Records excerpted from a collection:

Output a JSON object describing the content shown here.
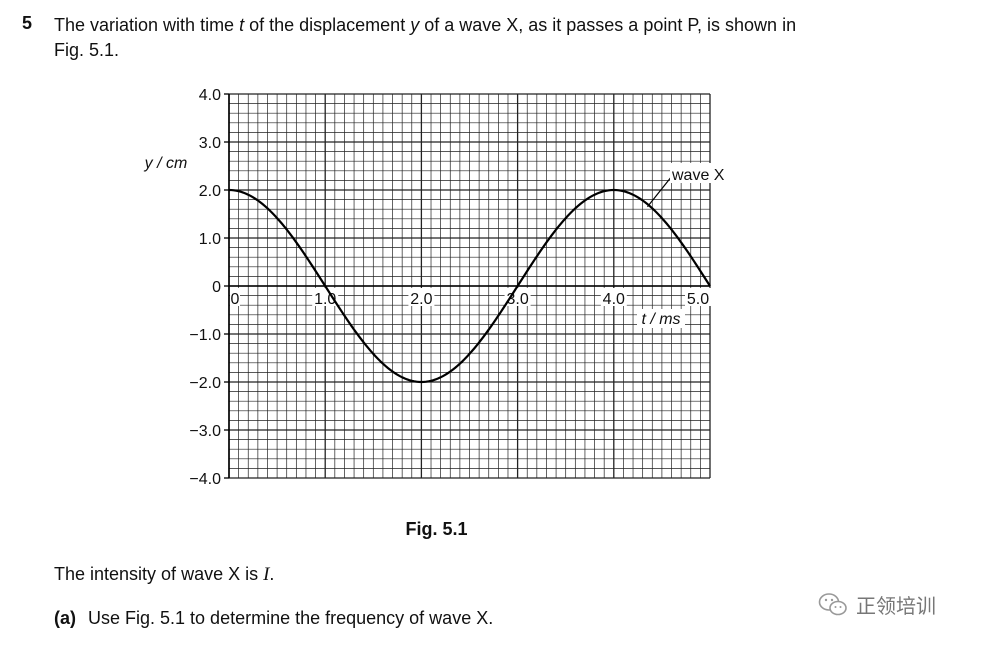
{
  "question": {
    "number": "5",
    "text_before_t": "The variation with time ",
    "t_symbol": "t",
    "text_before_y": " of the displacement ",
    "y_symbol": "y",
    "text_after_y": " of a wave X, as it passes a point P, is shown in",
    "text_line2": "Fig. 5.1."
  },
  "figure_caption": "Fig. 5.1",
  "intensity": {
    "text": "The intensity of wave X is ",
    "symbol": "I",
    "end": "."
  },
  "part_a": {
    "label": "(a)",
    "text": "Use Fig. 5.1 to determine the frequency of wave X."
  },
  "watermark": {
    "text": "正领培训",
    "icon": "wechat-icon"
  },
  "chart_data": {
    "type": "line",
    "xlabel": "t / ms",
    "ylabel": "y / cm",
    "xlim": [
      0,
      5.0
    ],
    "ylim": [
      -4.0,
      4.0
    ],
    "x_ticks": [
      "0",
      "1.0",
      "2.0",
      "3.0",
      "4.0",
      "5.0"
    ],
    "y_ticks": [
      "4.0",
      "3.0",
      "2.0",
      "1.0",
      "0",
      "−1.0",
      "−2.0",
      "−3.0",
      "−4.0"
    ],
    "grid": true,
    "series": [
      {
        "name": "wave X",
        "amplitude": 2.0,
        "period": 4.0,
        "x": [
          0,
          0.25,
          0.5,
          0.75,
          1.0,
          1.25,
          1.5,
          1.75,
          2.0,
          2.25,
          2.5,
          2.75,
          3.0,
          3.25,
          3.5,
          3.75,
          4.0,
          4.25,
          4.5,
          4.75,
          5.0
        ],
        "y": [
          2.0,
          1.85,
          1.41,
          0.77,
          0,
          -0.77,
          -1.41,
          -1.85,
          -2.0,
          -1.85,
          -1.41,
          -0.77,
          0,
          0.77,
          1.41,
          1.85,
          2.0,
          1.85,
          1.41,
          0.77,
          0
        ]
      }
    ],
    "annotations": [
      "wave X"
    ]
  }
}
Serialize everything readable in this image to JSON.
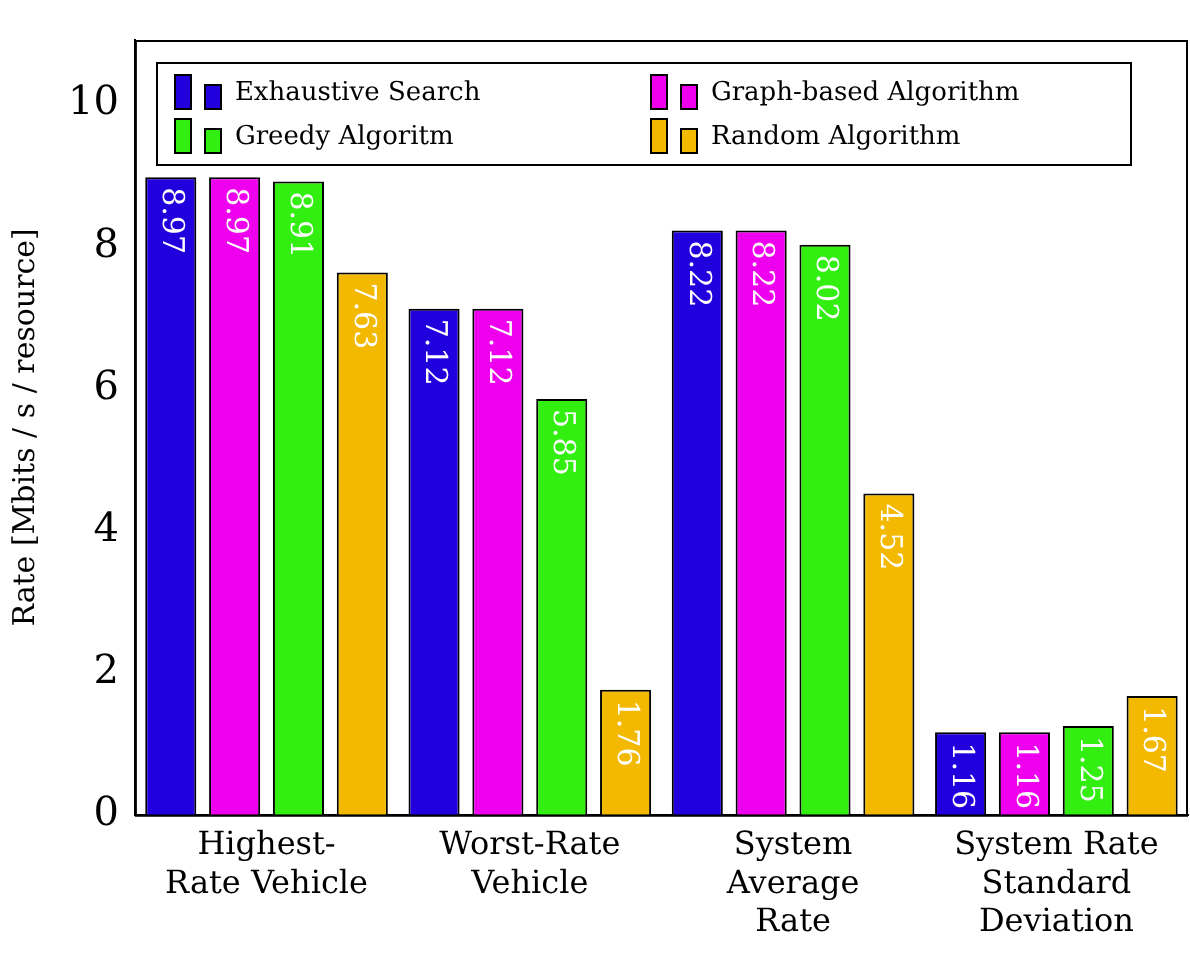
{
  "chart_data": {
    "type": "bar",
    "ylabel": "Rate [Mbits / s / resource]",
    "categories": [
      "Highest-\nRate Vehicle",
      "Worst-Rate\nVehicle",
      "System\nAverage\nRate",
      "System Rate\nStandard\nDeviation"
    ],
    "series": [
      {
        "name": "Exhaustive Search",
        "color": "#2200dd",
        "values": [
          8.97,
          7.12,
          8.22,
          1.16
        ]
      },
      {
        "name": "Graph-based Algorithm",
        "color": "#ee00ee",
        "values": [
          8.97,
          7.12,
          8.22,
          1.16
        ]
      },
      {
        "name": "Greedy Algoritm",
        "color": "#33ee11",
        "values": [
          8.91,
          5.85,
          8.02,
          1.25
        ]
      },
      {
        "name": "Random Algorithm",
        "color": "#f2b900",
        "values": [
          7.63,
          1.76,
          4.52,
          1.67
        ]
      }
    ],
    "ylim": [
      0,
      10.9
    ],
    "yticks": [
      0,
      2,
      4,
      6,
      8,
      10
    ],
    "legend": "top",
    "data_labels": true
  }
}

Set exercise:
Search the listing for the string "name". Copy each line where it turns up.

Task result:
        "name": "wave X",
        "name": "Exhaustive Search",
        "name": "Graph-based Algorithm",
        "name": "Greedy Algoritm",
        "name": "Random Algorithm",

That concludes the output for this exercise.